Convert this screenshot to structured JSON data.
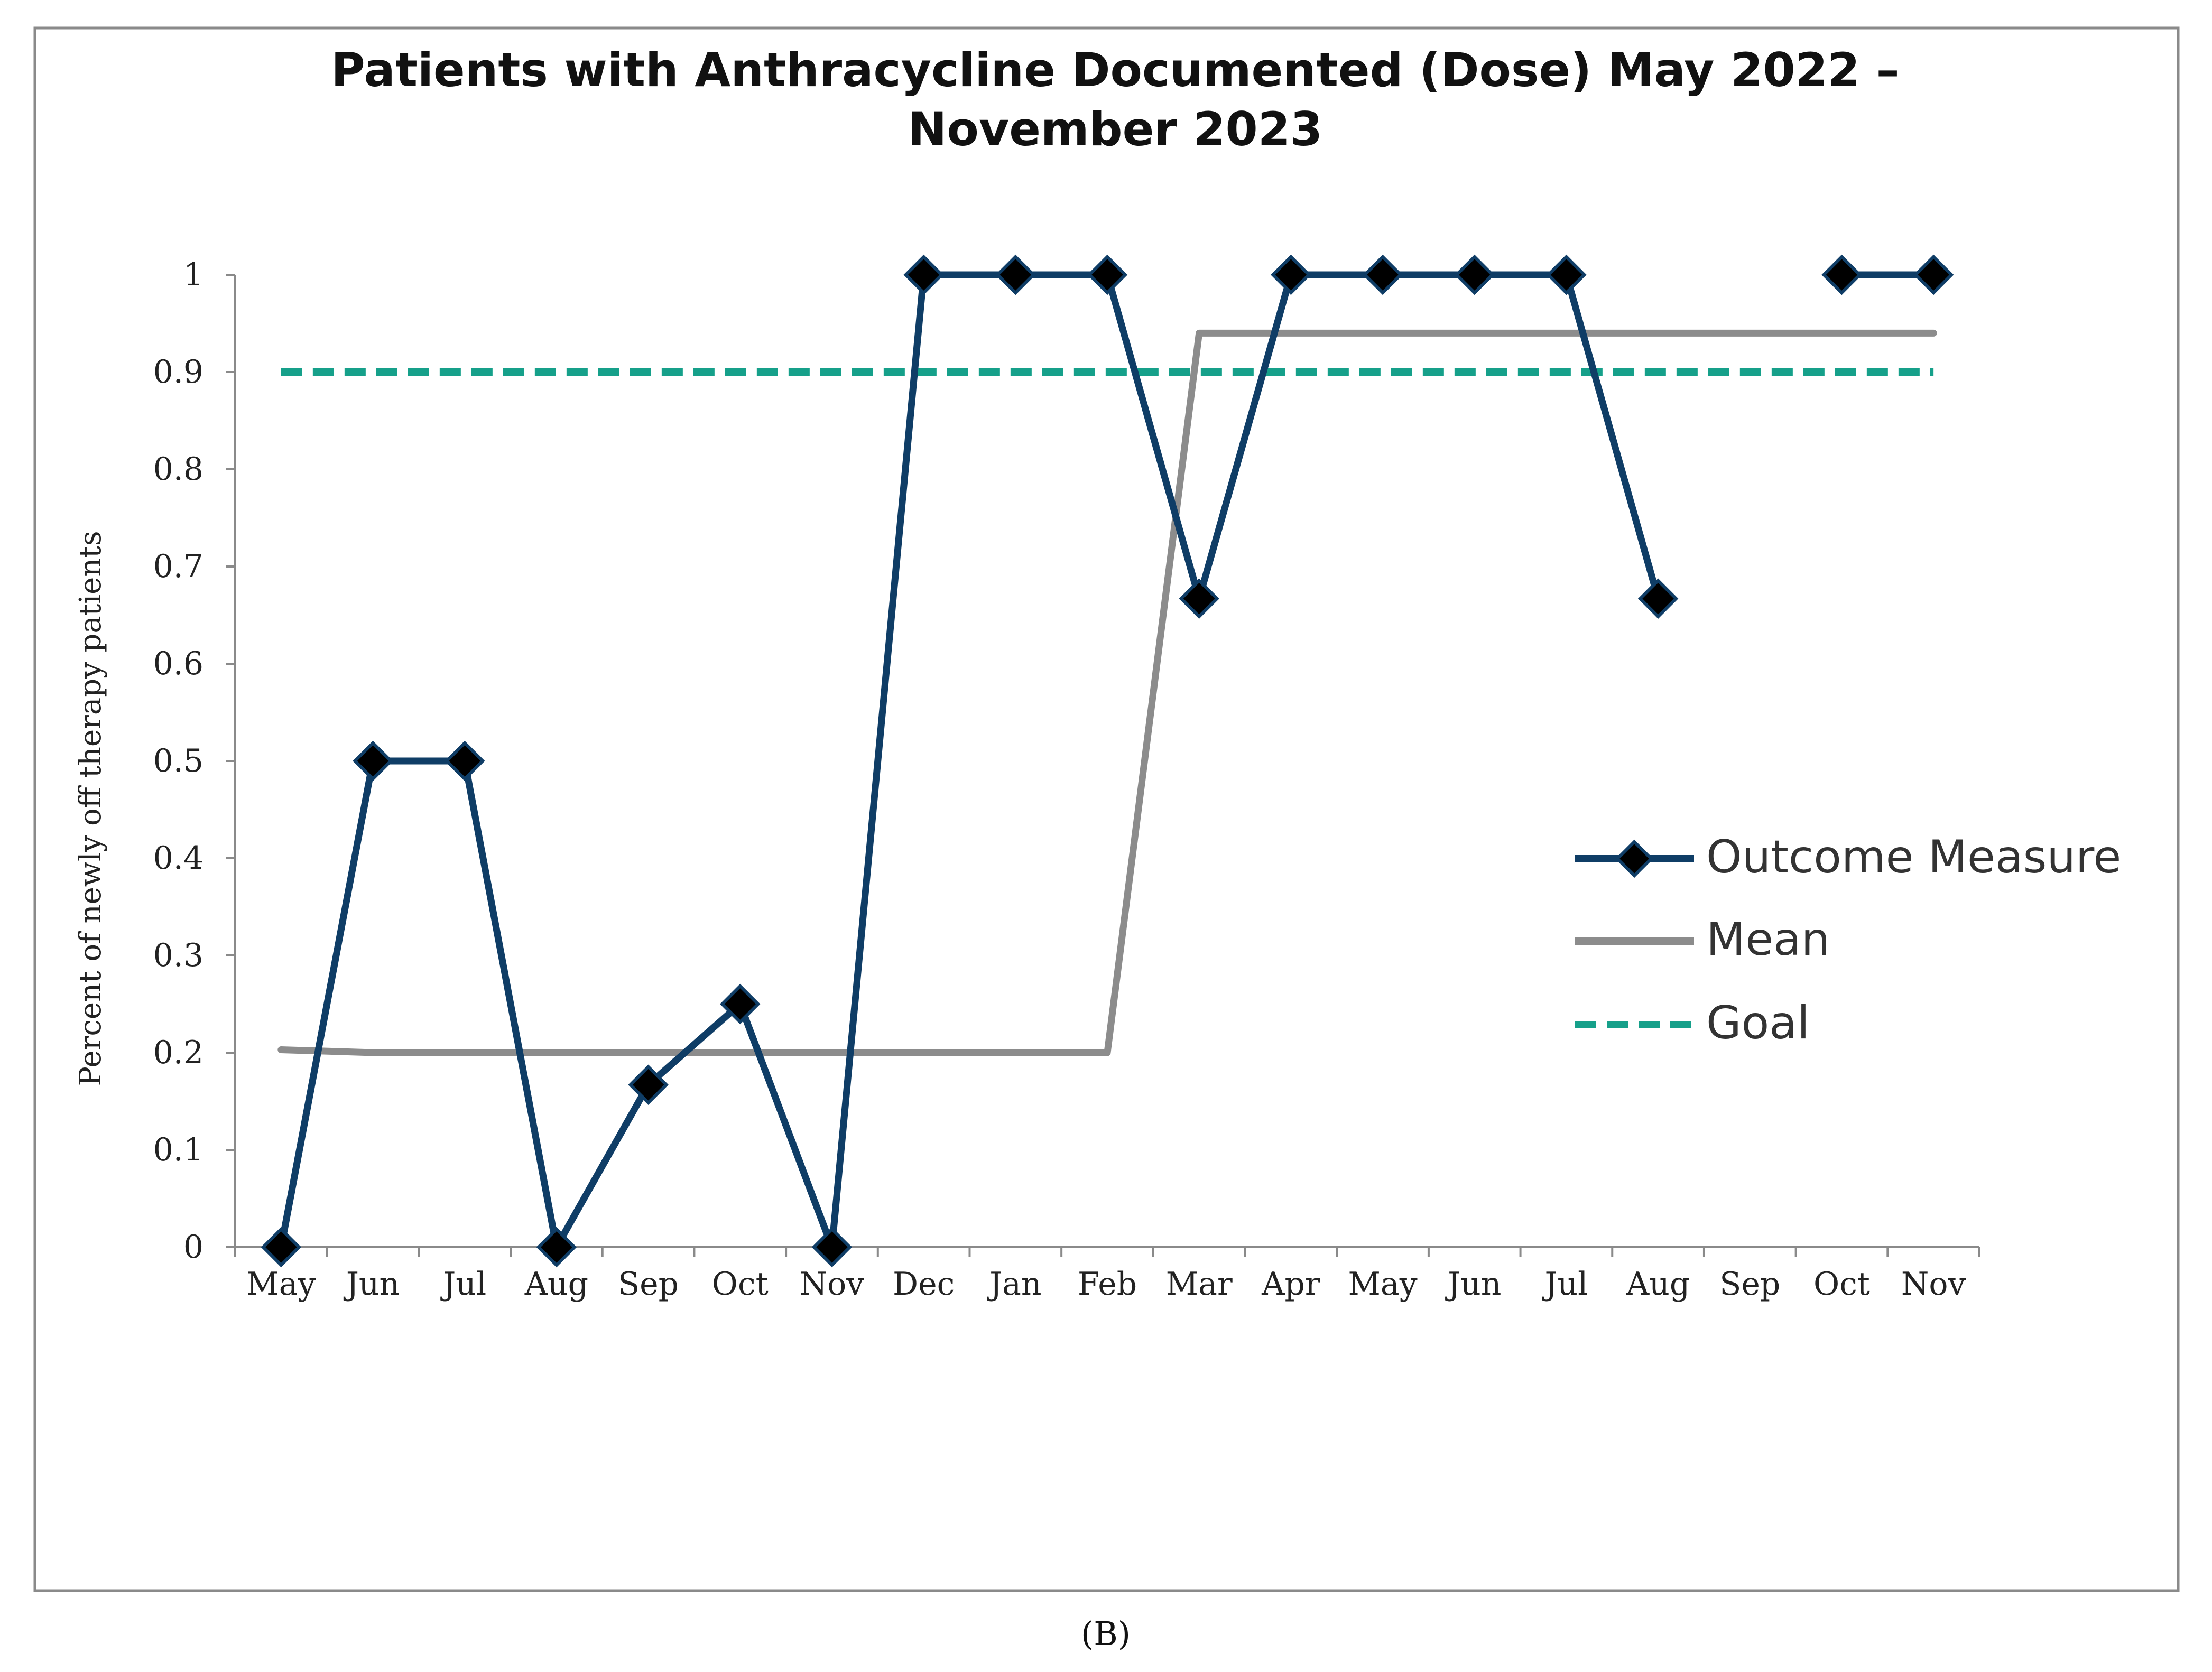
{
  "chart_data": {
    "type": "line",
    "title_lines": [
      "Patients with Anthracycline Documented (Dose) May 2022 –",
      "November 2023"
    ],
    "ylabel": "Percent of newly off therapy patients",
    "xlabel": "",
    "categories": [
      "May",
      "Jun",
      "Jul",
      "Aug",
      "Sep",
      "Oct",
      "Nov",
      "Dec",
      "Jan",
      "Feb",
      "Mar",
      "Apr",
      "May",
      "Jun",
      "Jul",
      "Aug",
      "Sep",
      "Oct",
      "Nov"
    ],
    "ylim": [
      0,
      1
    ],
    "yticks": [
      "0",
      "0.1",
      "0.2",
      "0.3",
      "0.4",
      "0.5",
      "0.6",
      "0.7",
      "0.8",
      "0.9",
      "1"
    ],
    "series": [
      {
        "name": "Outcome Measure",
        "color": "#0f3d66",
        "marker": "diamond",
        "values": [
          0,
          0.5,
          0.5,
          0,
          0.167,
          0.25,
          0,
          1,
          1,
          1,
          0.667,
          1,
          1,
          1,
          1,
          0.667,
          null,
          1,
          1
        ]
      },
      {
        "name": "Mean",
        "color": "#8c8c8c",
        "values": [
          0.203,
          0.2,
          0.2,
          0.2,
          0.2,
          0.2,
          0.2,
          0.2,
          0.2,
          0.2,
          0.94,
          0.94,
          0.94,
          0.94,
          0.94,
          0.94,
          0.94,
          0.94,
          0.94
        ]
      },
      {
        "name": "Goal",
        "color": "#16a08a",
        "dashed": true,
        "values": [
          0.9,
          0.9,
          0.9,
          0.9,
          0.9,
          0.9,
          0.9,
          0.9,
          0.9,
          0.9,
          0.9,
          0.9,
          0.9,
          0.9,
          0.9,
          0.9,
          0.9,
          0.9,
          0.9
        ]
      }
    ],
    "legend_position": "right",
    "grid": false
  },
  "caption": "(B)"
}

**The task:** Skipping the pictures, output the entries exactly as they appear above.

**Solution to this problem:**
Convert this screenshot to structured JSON data.
{
  "chart_data": {
    "type": "line",
    "title_lines": [
      "Patients with Anthracycline Documented (Dose) May 2022 –",
      "November 2023"
    ],
    "ylabel": "Percent of newly off therapy patients",
    "xlabel": "",
    "categories": [
      "May",
      "Jun",
      "Jul",
      "Aug",
      "Sep",
      "Oct",
      "Nov",
      "Dec",
      "Jan",
      "Feb",
      "Mar",
      "Apr",
      "May",
      "Jun",
      "Jul",
      "Aug",
      "Sep",
      "Oct",
      "Nov"
    ],
    "ylim": [
      0,
      1
    ],
    "yticks": [
      "0",
      "0.1",
      "0.2",
      "0.3",
      "0.4",
      "0.5",
      "0.6",
      "0.7",
      "0.8",
      "0.9",
      "1"
    ],
    "series": [
      {
        "name": "Outcome Measure",
        "color": "#0f3d66",
        "marker": "diamond",
        "values": [
          0,
          0.5,
          0.5,
          0,
          0.167,
          0.25,
          0,
          1,
          1,
          1,
          0.667,
          1,
          1,
          1,
          1,
          0.667,
          null,
          1,
          1
        ]
      },
      {
        "name": "Mean",
        "color": "#8c8c8c",
        "values": [
          0.203,
          0.2,
          0.2,
          0.2,
          0.2,
          0.2,
          0.2,
          0.2,
          0.2,
          0.2,
          0.94,
          0.94,
          0.94,
          0.94,
          0.94,
          0.94,
          0.94,
          0.94,
          0.94
        ]
      },
      {
        "name": "Goal",
        "color": "#16a08a",
        "dashed": true,
        "values": [
          0.9,
          0.9,
          0.9,
          0.9,
          0.9,
          0.9,
          0.9,
          0.9,
          0.9,
          0.9,
          0.9,
          0.9,
          0.9,
          0.9,
          0.9,
          0.9,
          0.9,
          0.9,
          0.9
        ]
      }
    ],
    "legend_position": "right",
    "grid": false
  },
  "caption": "(B)"
}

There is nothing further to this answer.